WHAT IS EXPECTED
Could you transcribe every record below exactly as written, leaving out any pictures?

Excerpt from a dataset
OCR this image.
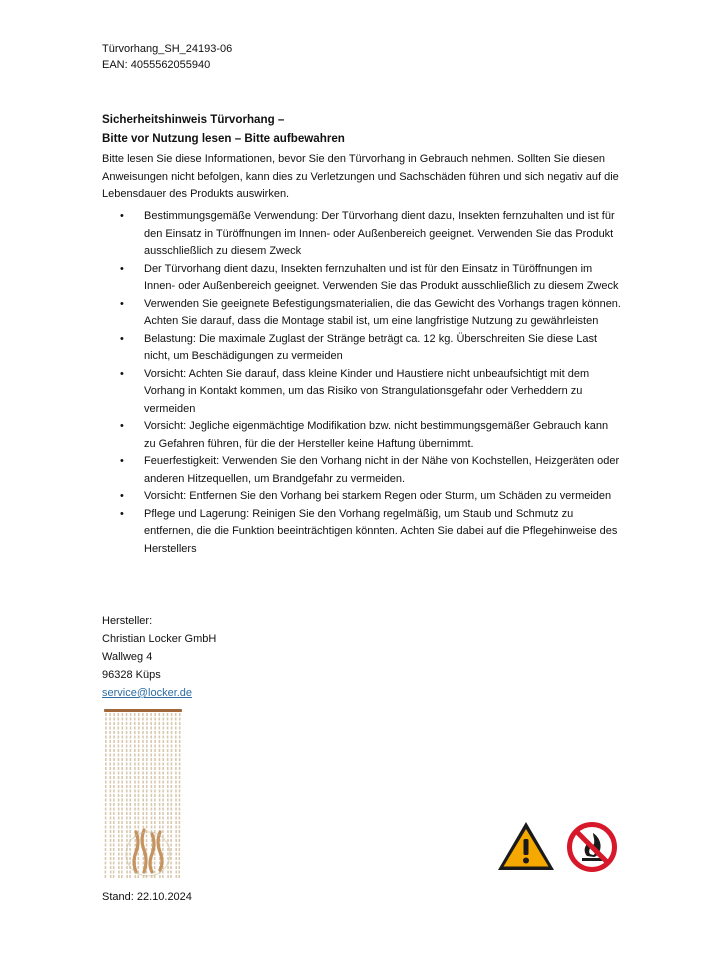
Türvorhang_SH_24193-06
EAN: 4055562055940
Sicherheitshinweis Türvorhang –
Bitte vor Nutzung lesen – Bitte aufbewahren
Bitte lesen Sie diese Informationen, bevor Sie den Türvorhang in Gebrauch nehmen. Sollten Sie diesen Anweisungen nicht befolgen, kann dies zu Verletzungen und Sachschäden führen und sich negativ auf die Lebensdauer des Produkts auswirken.
• Bestimmungsgemäße Verwendung: Der Türvorhang dient dazu, Insekten fernzuhalten und ist für den Einsatz in Türöffnungen im Innen- oder Außenbereich geeignet. Verwenden Sie das Produkt ausschließlich zu diesem Zweck
• Der Türvorhang dient dazu, Insekten fernzuhalten und ist für den Einsatz in Türöffnungen im Innen- oder Außenbereich geeignet. Verwenden Sie das Produkt ausschließlich zu diesem Zweck
• Verwenden Sie geeignete Befestigungsmaterialien, die das Gewicht des Vorhangs tragen können. Achten Sie darauf, dass die Montage stabil ist, um eine langfristige Nutzung zu gewährleisten
• Belastung: Die maximale Zuglast der Stränge beträgt ca. 12 kg. Überschreiten Sie diese Last nicht, um Beschädigungen zu vermeiden
• Vorsicht: Achten Sie darauf, dass kleine Kinder und Haustiere nicht unbeaufsichtigt mit dem Vorhang in Kontakt kommen, um das Risiko von Strangulationsgefahr oder Verheddern zu vermeiden
• Vorsicht: Jegliche eigenmächtige Modifikation bzw. nicht bestimmungsgemäßer Gebrauch kann zu Gefahren führen, für die der Hersteller keine Haftung übernimmt.
• Feuerfestigkeit: Verwenden Sie den Vorhang nicht in der Nähe von Kochstellen, Heizgeräten oder anderen Hitzequellen, um Brandgefahr zu vermeiden.
• Vorsicht: Entfernen Sie den Vorhang bei starkem Regen oder Sturm, um Schäden zu vermeiden
• Pflege und Lagerung: Reinigen Sie den Vorhang regelmäßig, um Staub und Schmutz zu entfernen, die die Funktion beeinträchtigen könnten. Achten Sie dabei auf die Pflegehinweise des Herstellers
Hersteller:
Christian Locker GmbH
Wallweg 4
96328 Küps
service@locker.de
Stand: 22.10.2024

RIGHT ANSWER
OCR this image.
Türvorhang_SH_24193-06
EAN: 4055562055940
Sicherheitshinweis Türvorhang –
Bitte vor Nutzung lesen – Bitte aufbewahren
Bitte lesen Sie diese Informationen, bevor Sie den Türvorhang in Gebrauch nehmen. Sollten Sie diesen Anweisungen nicht befolgen, kann dies zu Verletzungen und Sachschäden führen und sich negativ auf die Lebensdauer des Produkts auswirken.
• Bestimmungsgemäße Verwendung: Der Türvorhang dient dazu, Insekten fernzuhalten und ist für den Einsatz in Türöffnungen im Innen- oder Außenbereich geeignet. Verwenden Sie das Produkt ausschließlich zu diesem Zweck
• Der Türvorhang dient dazu, Insekten fernzuhalten und ist für den Einsatz in Türöffnungen im Innen- oder Außenbereich geeignet. Verwenden Sie das Produkt ausschließlich zu diesem Zweck
• Verwenden Sie geeignete Befestigungsmaterialien, die das Gewicht des Vorhangs tragen können. Achten Sie darauf, dass die Montage stabil ist, um eine langfristige Nutzung zu gewährleisten
• Belastung: Die maximale Zuglast der Stränge beträgt ca. 12 kg. Überschreiten Sie diese Last nicht, um Beschädigungen zu vermeiden
• Vorsicht: Achten Sie darauf, dass kleine Kinder und Haustiere nicht unbeaufsichtigt mit dem Vorhang in Kontakt kommen, um das Risiko von Strangulationsgefahr oder Verheddern zu vermeiden
• Vorsicht: Jegliche eigenmächtige Modifikation bzw. nicht bestimmungsgemäßer Gebrauch kann zu Gefahren führen, für die der Hersteller keine Haftung übernimmt.
• Feuerfestigkeit: Verwenden Sie den Vorhang nicht in der Nähe von Kochstellen, Heizgeräten oder anderen Hitzequellen, um Brandgefahr zu vermeiden.
• Vorsicht: Entfernen Sie den Vorhang bei starkem Regen oder Sturm, um Schäden zu vermeiden
• Pflege und Lagerung: Reinigen Sie den Vorhang regelmäßig, um Staub und Schmutz zu entfernen, die die Funktion beeinträchtigen könnten. Achten Sie dabei auf die Pflegehinweise des Herstellers
Hersteller:
Christian Locker GmbH
Wallweg 4
96328 Küps
service@locker.de
Stand: 22.10.2024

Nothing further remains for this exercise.